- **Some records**
================================
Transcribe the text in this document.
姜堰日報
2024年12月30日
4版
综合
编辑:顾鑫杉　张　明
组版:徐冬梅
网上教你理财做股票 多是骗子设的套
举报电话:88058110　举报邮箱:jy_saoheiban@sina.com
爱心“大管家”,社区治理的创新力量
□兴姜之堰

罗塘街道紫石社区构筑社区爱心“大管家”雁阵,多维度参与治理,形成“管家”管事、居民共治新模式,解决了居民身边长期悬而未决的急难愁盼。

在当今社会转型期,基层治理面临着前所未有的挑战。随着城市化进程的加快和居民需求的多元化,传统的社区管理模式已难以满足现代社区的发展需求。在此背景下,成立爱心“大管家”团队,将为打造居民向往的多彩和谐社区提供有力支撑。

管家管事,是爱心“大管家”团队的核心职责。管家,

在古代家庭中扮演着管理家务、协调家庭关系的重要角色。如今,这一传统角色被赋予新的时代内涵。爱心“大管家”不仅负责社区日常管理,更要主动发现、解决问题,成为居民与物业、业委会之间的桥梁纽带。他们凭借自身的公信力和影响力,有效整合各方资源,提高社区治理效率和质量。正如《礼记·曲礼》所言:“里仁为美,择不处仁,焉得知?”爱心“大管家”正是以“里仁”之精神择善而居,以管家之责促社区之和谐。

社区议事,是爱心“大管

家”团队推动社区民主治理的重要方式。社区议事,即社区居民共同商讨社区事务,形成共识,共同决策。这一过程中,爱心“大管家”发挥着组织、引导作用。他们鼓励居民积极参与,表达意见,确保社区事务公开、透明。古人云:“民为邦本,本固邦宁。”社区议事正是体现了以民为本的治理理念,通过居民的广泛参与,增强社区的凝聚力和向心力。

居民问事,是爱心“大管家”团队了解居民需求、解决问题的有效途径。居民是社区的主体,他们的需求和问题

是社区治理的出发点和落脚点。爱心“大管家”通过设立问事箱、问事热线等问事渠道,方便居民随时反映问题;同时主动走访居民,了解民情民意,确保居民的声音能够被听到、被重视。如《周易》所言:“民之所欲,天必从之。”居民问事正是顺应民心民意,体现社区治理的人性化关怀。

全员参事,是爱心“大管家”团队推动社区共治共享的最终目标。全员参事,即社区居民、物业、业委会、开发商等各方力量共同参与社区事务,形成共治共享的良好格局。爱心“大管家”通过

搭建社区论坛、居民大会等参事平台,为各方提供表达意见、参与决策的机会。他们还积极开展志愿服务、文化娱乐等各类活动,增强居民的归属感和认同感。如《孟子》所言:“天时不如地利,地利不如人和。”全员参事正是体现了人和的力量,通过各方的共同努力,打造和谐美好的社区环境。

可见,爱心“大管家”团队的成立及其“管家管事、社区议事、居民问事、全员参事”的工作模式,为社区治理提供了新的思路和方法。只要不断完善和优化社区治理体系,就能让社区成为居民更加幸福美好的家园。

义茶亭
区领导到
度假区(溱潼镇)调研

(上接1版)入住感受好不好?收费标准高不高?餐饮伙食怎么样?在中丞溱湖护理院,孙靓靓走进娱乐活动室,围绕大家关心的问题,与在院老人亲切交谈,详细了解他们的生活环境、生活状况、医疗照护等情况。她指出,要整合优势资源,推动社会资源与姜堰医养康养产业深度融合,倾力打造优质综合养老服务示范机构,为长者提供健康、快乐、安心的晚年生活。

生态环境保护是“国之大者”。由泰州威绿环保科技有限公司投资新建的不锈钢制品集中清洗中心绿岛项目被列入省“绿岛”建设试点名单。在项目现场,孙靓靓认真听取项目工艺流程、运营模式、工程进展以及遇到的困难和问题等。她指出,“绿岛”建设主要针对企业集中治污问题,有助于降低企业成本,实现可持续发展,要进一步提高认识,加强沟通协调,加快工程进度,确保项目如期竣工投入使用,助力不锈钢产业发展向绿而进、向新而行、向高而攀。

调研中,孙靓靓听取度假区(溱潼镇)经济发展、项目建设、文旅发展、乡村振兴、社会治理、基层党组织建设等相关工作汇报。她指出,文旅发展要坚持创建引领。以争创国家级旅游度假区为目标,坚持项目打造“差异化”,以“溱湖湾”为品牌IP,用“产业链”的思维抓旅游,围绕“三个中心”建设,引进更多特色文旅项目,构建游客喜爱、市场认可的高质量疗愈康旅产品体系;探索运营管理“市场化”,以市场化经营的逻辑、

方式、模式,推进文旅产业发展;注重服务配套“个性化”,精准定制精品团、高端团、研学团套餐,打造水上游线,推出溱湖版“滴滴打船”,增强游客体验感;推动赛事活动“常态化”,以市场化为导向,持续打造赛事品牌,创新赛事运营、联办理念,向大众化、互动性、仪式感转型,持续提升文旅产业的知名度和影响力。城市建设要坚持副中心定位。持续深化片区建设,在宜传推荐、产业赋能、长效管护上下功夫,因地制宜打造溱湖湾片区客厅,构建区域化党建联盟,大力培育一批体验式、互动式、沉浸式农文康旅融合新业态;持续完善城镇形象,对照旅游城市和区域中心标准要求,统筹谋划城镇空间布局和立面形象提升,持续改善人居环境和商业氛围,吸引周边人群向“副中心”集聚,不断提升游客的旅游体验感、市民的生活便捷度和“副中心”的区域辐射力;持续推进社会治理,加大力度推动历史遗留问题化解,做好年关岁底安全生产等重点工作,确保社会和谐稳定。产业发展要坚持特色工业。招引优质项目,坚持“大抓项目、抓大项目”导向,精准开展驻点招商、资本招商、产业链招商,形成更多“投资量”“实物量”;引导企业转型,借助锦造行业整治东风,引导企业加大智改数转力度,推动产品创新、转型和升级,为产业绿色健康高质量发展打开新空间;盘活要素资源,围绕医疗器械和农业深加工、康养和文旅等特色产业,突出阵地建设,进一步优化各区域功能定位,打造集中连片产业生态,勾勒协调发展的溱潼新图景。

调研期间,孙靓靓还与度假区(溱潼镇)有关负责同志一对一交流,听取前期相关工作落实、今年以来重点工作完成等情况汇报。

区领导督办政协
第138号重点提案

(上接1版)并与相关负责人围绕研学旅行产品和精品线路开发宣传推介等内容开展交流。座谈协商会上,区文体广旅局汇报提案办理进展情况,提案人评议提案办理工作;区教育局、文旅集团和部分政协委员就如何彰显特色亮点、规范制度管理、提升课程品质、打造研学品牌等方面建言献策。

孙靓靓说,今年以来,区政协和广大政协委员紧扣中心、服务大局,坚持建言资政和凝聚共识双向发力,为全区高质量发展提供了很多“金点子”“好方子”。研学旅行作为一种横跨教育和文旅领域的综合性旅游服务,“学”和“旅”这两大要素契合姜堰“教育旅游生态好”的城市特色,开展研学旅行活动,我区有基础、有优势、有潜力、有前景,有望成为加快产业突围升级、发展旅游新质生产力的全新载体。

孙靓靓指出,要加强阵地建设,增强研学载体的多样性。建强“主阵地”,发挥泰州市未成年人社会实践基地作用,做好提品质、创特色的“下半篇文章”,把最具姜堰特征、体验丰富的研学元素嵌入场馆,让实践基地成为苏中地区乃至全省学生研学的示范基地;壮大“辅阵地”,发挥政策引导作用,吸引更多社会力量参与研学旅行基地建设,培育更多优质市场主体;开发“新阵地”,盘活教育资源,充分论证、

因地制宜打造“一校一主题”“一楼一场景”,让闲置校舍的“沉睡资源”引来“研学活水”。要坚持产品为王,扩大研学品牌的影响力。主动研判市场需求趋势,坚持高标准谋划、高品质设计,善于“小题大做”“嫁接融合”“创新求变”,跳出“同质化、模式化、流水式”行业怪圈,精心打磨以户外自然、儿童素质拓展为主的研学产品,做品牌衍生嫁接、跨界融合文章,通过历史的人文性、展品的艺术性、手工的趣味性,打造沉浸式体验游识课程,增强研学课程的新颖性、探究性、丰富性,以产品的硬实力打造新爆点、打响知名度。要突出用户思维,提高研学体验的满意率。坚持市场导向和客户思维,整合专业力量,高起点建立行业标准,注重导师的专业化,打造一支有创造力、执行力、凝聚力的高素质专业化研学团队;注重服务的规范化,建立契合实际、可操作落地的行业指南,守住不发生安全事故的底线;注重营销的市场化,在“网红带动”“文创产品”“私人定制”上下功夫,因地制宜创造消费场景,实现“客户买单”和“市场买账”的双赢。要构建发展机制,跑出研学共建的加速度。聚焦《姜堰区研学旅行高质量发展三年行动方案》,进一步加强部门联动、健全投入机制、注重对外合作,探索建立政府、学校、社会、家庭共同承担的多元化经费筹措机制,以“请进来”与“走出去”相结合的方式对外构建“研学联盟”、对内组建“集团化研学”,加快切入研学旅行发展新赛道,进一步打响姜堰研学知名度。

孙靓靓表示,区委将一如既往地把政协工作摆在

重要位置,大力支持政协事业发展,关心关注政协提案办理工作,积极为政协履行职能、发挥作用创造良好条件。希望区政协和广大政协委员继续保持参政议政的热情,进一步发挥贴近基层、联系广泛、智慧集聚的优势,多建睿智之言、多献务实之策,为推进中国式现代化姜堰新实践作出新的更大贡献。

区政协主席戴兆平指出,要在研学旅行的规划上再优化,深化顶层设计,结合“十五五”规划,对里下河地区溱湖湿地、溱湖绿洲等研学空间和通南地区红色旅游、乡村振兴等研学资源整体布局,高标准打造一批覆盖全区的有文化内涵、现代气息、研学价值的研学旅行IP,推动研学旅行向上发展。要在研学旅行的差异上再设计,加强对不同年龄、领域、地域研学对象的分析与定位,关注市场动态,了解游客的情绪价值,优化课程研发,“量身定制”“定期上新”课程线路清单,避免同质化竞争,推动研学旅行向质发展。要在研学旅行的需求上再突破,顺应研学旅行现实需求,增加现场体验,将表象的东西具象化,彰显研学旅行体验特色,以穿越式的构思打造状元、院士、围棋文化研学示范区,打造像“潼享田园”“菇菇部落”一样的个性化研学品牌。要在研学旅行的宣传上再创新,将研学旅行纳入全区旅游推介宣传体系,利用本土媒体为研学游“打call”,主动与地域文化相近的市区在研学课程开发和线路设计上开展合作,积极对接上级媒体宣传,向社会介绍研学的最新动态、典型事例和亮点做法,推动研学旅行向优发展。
================================
- **YOUR TASK**
Copy out every line from the data above that has "管家管事" in it.

- **SOLUTION**
管家管事,是爱心“大管家”团队的核心职责。管家,
可见,爱心“大管家”团队的成立及其“管家管事、社区议事、居民问事、全员参事”的工作模式,为社区治理提供了新的思路和方法。只要不断完善和优化社区治理体系,就能让社区成为居民更加幸福美好的家园。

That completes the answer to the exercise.